Direction:
Beneath this task is a listing; retype all of it exactly.

· · ·

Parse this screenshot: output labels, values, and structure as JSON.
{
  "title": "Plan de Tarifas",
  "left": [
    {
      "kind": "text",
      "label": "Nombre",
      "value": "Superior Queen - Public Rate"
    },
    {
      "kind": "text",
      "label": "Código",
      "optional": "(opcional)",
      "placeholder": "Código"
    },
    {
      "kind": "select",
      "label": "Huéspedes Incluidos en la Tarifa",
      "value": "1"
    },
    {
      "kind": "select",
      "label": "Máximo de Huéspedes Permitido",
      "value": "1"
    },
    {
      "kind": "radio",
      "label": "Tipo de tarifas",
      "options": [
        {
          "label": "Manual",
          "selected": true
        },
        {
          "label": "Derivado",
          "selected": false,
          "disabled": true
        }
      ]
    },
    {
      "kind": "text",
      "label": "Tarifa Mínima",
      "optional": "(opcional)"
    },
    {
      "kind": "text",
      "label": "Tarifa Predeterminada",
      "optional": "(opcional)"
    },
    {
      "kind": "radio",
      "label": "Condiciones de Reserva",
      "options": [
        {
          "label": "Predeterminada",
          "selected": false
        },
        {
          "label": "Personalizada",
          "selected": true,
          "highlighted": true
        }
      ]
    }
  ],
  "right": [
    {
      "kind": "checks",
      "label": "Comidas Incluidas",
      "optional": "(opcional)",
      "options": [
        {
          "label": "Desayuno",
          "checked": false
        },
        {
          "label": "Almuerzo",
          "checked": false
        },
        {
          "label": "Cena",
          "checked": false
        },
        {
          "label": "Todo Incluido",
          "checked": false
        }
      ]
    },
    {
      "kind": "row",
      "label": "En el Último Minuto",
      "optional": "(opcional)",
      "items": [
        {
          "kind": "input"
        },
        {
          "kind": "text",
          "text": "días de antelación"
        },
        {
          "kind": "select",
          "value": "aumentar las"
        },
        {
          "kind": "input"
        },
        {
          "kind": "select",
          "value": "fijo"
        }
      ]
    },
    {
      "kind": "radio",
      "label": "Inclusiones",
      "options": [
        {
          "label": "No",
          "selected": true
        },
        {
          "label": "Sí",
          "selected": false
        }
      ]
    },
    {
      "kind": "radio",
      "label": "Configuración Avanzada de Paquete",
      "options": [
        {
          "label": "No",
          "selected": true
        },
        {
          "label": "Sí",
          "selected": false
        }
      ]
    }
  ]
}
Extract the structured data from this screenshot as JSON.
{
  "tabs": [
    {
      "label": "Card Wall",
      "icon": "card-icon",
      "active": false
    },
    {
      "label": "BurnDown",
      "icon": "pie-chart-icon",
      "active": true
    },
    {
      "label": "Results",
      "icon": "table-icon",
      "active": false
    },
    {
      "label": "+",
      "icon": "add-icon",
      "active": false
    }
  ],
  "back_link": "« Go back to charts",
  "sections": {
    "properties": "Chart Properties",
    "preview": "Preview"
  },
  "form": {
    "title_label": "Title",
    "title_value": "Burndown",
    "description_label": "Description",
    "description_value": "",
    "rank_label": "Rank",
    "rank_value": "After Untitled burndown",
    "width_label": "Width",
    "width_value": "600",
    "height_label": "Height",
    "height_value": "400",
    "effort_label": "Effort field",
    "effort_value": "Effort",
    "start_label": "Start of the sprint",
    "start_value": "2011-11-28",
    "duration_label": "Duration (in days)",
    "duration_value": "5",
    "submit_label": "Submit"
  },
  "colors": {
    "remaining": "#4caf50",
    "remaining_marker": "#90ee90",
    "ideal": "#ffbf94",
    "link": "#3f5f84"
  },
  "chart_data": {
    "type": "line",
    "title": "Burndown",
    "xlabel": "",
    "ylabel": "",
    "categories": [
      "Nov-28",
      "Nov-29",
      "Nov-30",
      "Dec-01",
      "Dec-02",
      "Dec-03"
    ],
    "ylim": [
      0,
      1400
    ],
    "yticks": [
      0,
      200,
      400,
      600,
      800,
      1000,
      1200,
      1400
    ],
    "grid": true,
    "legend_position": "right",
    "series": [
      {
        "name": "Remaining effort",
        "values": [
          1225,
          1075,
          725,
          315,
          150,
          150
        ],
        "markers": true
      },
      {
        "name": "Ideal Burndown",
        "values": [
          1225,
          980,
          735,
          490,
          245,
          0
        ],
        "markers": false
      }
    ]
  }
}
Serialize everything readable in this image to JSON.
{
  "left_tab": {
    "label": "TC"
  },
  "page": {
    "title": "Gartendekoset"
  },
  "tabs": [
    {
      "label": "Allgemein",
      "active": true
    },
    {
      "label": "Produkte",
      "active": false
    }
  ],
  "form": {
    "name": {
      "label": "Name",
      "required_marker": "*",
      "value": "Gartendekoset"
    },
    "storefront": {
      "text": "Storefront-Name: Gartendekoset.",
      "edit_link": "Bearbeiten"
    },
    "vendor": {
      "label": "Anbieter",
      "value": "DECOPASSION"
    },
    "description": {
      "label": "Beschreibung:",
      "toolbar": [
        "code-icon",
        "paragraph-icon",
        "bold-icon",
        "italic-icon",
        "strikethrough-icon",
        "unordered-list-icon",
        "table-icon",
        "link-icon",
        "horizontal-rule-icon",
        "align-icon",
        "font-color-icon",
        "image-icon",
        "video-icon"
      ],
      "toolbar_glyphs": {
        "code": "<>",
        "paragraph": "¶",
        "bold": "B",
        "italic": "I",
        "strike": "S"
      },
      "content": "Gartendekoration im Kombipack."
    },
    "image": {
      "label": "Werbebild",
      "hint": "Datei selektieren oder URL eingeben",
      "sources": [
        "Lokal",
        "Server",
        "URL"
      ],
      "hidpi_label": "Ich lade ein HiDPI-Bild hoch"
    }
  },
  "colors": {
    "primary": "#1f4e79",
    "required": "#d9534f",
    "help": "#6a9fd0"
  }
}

· · ·

Exercise answer:
Parse this screenshot: output labels, values, and structure as JSON.
{
  "title": "Plan de Tarifas",
  "left": [
    {
      "kind": "text",
      "label": "Nombre",
      "value": "Superior Queen - Public Rate"
    },
    {
      "kind": "text",
      "label": "Código",
      "optional": "(opcional)",
      "placeholder": "Código"
    },
    {
      "kind": "select",
      "label": "Huéspedes Incluidos en la Tarifa",
      "value": "1"
    },
    {
      "kind": "select",
      "label": "Máximo de Huéspedes Permitido",
      "value": "1"
    },
    {
      "kind": "radio",
      "label": "Tipo de tarifas",
      "options": [
        {
          "label": "Manual",
          "selected": true
        },
        {
          "label": "Derivado",
          "selected": false,
          "disabled": true
        }
      ]
    },
    {
      "kind": "text",
      "label": "Tarifa Mínima",
      "optional": "(opcional)"
    },
    {
      "kind": "text",
      "label": "Tarifa Predeterminada",
      "optional": "(opcional)"
    },
    {
      "kind": "radio",
      "label": "Condiciones de Reserva",
      "options": [
        {
          "label": "Predeterminada",
          "selected": false
        },
        {
          "label": "Personalizada",
          "selected": true,
          "highlighted": true
        }
      ]
    }
  ],
  "right": [
    {
      "kind": "checks",
      "label": "Comidas Incluidas",
      "optional": "(opcional)",
      "options": [
        {
          "label": "Desayuno",
          "checked": false
        },
        {
          "label": "Almuerzo",
          "checked": false
        },
        {
          "label": "Cena",
          "checked": false
        },
        {
          "label": "Todo Incluido",
          "checked": false
        }
      ]
    },
    {
      "kind": "row",
      "label": "En el Último Minuto",
      "optional": "(opcional)",
      "items": [
        {
          "kind": "input"
        },
        {
          "kind": "text",
          "text": "días de antelación"
        },
        {
          "kind": "select",
          "value": "aumentar las"
        },
        {
          "kind": "input"
        },
        {
          "kind": "select",
          "value": "fijo"
        }
      ]
    },
    {
      "kind": "radio",
      "label": "Inclusiones",
      "options": [
        {
          "label": "No",
          "selected": true
        },
        {
          "label": "Sí",
          "selected": false
        }
      ]
    },
    {
      "kind": "radio",
      "label": "Configuración Avanzada de Paquete",
      "options": [
        {
          "label": "No",
          "selected": true
        },
        {
          "label": "Sí",
          "selected": false
        }
      ]
    }
  ]
}
Extract the structured data from this screenshot as JSON.
{
  "tabs": [
    {
      "label": "Card Wall",
      "icon": "card-icon",
      "active": false
    },
    {
      "label": "BurnDown",
      "icon": "pie-chart-icon",
      "active": true
    },
    {
      "label": "Results",
      "icon": "table-icon",
      "active": false
    },
    {
      "label": "+",
      "icon": "add-icon",
      "active": false
    }
  ],
  "back_link": "« Go back to charts",
  "sections": {
    "properties": "Chart Properties",
    "preview": "Preview"
  },
  "form": {
    "title_label": "Title",
    "title_value": "Burndown",
    "description_label": "Description",
    "description_value": "",
    "rank_label": "Rank",
    "rank_value": "After Untitled burndown",
    "width_label": "Width",
    "width_value": "600",
    "height_label": "Height",
    "height_value": "400",
    "effort_label": "Effort field",
    "effort_value": "Effort",
    "start_label": "Start of the sprint",
    "start_value": "2011-11-28",
    "duration_label": "Duration (in days)",
    "duration_value": "5",
    "submit_label": "Submit"
  },
  "colors": {
    "remaining": "#4caf50",
    "remaining_marker": "#90ee90",
    "ideal": "#ffbf94",
    "link": "#3f5f84"
  },
  "chart_data": {
    "type": "line",
    "title": "Burndown",
    "xlabel": "",
    "ylabel": "",
    "categories": [
      "Nov-28",
      "Nov-29",
      "Nov-30",
      "Dec-01",
      "Dec-02",
      "Dec-03"
    ],
    "ylim": [
      0,
      1400
    ],
    "yticks": [
      0,
      200,
      400,
      600,
      800,
      1000,
      1200,
      1400
    ],
    "grid": true,
    "legend_position": "right",
    "series": [
      {
        "name": "Remaining effort",
        "values": [
          1225,
          1075,
          725,
          315,
          150,
          150
        ],
        "markers": true
      },
      {
        "name": "Ideal Burndown",
        "values": [
          1225,
          980,
          735,
          490,
          245,
          0
        ],
        "markers": false
      }
    ]
  }
}
Serialize everything readable in this image to JSON.
{
  "left_tab": {
    "label": "TC"
  },
  "page": {
    "title": "Gartendekoset"
  },
  "tabs": [
    {
      "label": "Allgemein",
      "active": true
    },
    {
      "label": "Produkte",
      "active": false
    }
  ],
  "form": {
    "name": {
      "label": "Name",
      "required_marker": "*",
      "value": "Gartendekoset"
    },
    "storefront": {
      "text": "Storefront-Name: Gartendekoset.",
      "edit_link": "Bearbeiten"
    },
    "vendor": {
      "label": "Anbieter",
      "value": "DECOPASSION"
    },
    "description": {
      "label": "Beschreibung:",
      "toolbar": [
        "code-icon",
        "paragraph-icon",
        "bold-icon",
        "italic-icon",
        "strikethrough-icon",
        "unordered-list-icon",
        "table-icon",
        "link-icon",
        "horizontal-rule-icon",
        "align-icon",
        "font-color-icon",
        "image-icon",
        "video-icon"
      ],
      "toolbar_glyphs": {
        "code": "<>",
        "paragraph": "¶",
        "bold": "B",
        "italic": "I",
        "strike": "S"
      },
      "content": "Gartendekoration im Kombipack."
    },
    "image": {
      "label": "Werbebild",
      "hint": "Datei selektieren oder URL eingeben",
      "sources": [
        "Lokal",
        "Server",
        "URL"
      ],
      "hidpi_label": "Ich lade ein HiDPI-Bild hoch"
    }
  },
  "colors": {
    "primary": "#1f4e79",
    "required": "#d9534f",
    "help": "#6a9fd0"
  }
}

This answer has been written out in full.